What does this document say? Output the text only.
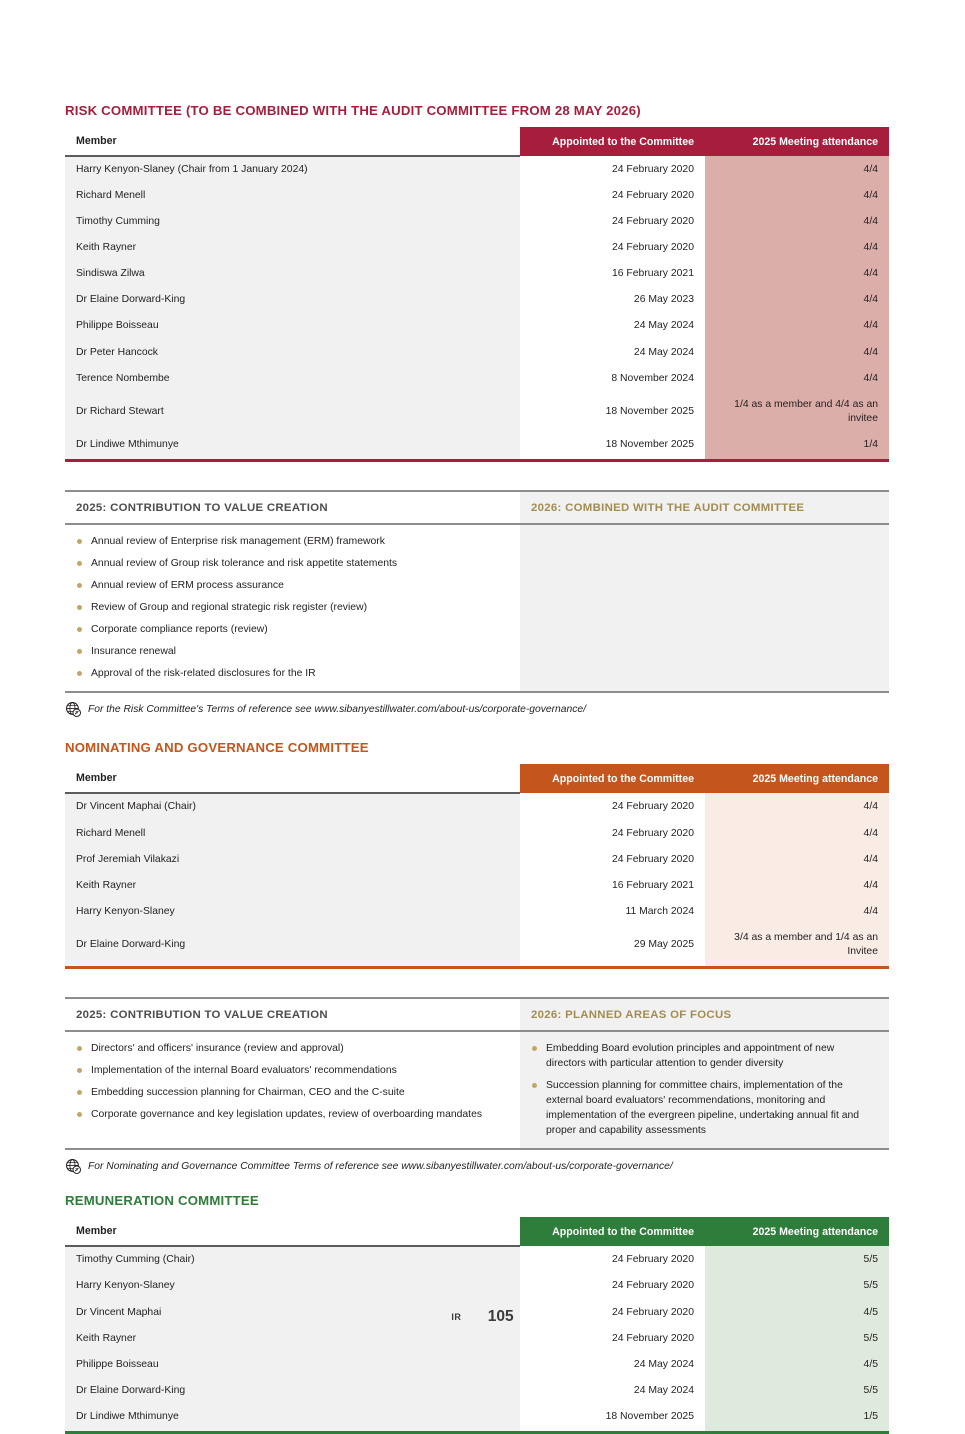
RISK COMMITTEE (TO BE COMBINED WITH THE AUDIT COMMITTEE FROM 28 MAY 2026)
Member	Appointed to the Committee	2025 Meeting attendance
Harry Kenyon-Slaney (Chair from 1 January 2024)	24 February 2020	4/4
Richard Menell	24 February 2020	4/4
Timothy Cumming	24 February 2020	4/4
Keith Rayner	24 February 2020	4/4
Sindiswa Zilwa	16 February 2021	4/4
Dr Elaine Dorward-King	26 May 2023	4/4
Philippe Boisseau	24 May 2024	4/4
Dr Peter Hancock	24 May 2024	4/4
Terence Nombembe	8 November 2024	4/4
Dr Richard Stewart	18 November 2025	1/4 as a member and 4/4 as an invitee
Dr Lindiwe Mthimunye	18 November 2025	1/4
2025: CONTRIBUTION TO VALUE CREATION	2026: COMBINED WITH THE AUDIT COMMITTEE
Annual review of Enterprise risk management (ERM) framework
Annual review of Group risk tolerance and risk appetite statements
Annual review of ERM process assurance
Review of Group and regional strategic risk register (review)
Corporate compliance reports (review)
Insurance renewal
Approval of the risk-related disclosures for the IR
For the Risk Committee's Terms of reference see www.sibanyestillwater.com/about-us/corporate-governance/
NOMINATING AND GOVERNANCE COMMITTEE
Member	Appointed to the Committee	2025 Meeting attendance
Dr Vincent Maphai (Chair)	24 February 2020	4/4
Richard Menell	24 February 2020	4/4
Prof Jeremiah Vilakazi	24 February 2020	4/4
Keith Rayner	16 February 2021	4/4
Harry Kenyon-Slaney	11 March 2024	4/4
Dr Elaine Dorward-King	29 May 2025	3/4 as a member and 1/4 as an Invitee
2025: CONTRIBUTION TO VALUE CREATION	2026: PLANNED AREAS OF FOCUS
Directors' and officers' insurance (review and approval)
Implementation of the internal Board evaluators' recommendations
Embedding succession planning for Chairman, CEO and the C-suite
Corporate governance and key legislation updates, review of overboarding mandates
Embedding Board evolution principles and appointment of new directors with particular attention to gender diversity
Succession planning for committee chairs, implementation of the external board evaluators' recommendations, monitoring and implementation of the evergreen pipeline, undertaking annual fit and proper and capability assessments
For Nominating and Governance Committee Terms of reference see www.sibanyestillwater.com/about-us/corporate-governance/
REMUNERATION COMMITTEE
Member	Appointed to the Committee	2025 Meeting attendance
Timothy Cumming (Chair)	24 February 2020	5/5
Harry Kenyon-Slaney	24 February 2020	5/5
Dr Vincent Maphai	24 February 2020	4/5
Keith Rayner	24 February 2020	5/5
Philippe Boisseau	24 May 2024	4/5
Dr Elaine Dorward-King	24 May 2024	5/5
Dr Lindiwe Mthimunye	18 November 2025	1/5
IR 105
☆ ☆ ☆ ☆
Gather from the data above every line with the string "about".

For the Risk Committee's Terms of reference see www.sibanyestillwater.com/about-us/corporate-governance/
For Nominating and Governance Committee Terms of reference see www.sibanyestillwater.com/about-us/corporate-governance/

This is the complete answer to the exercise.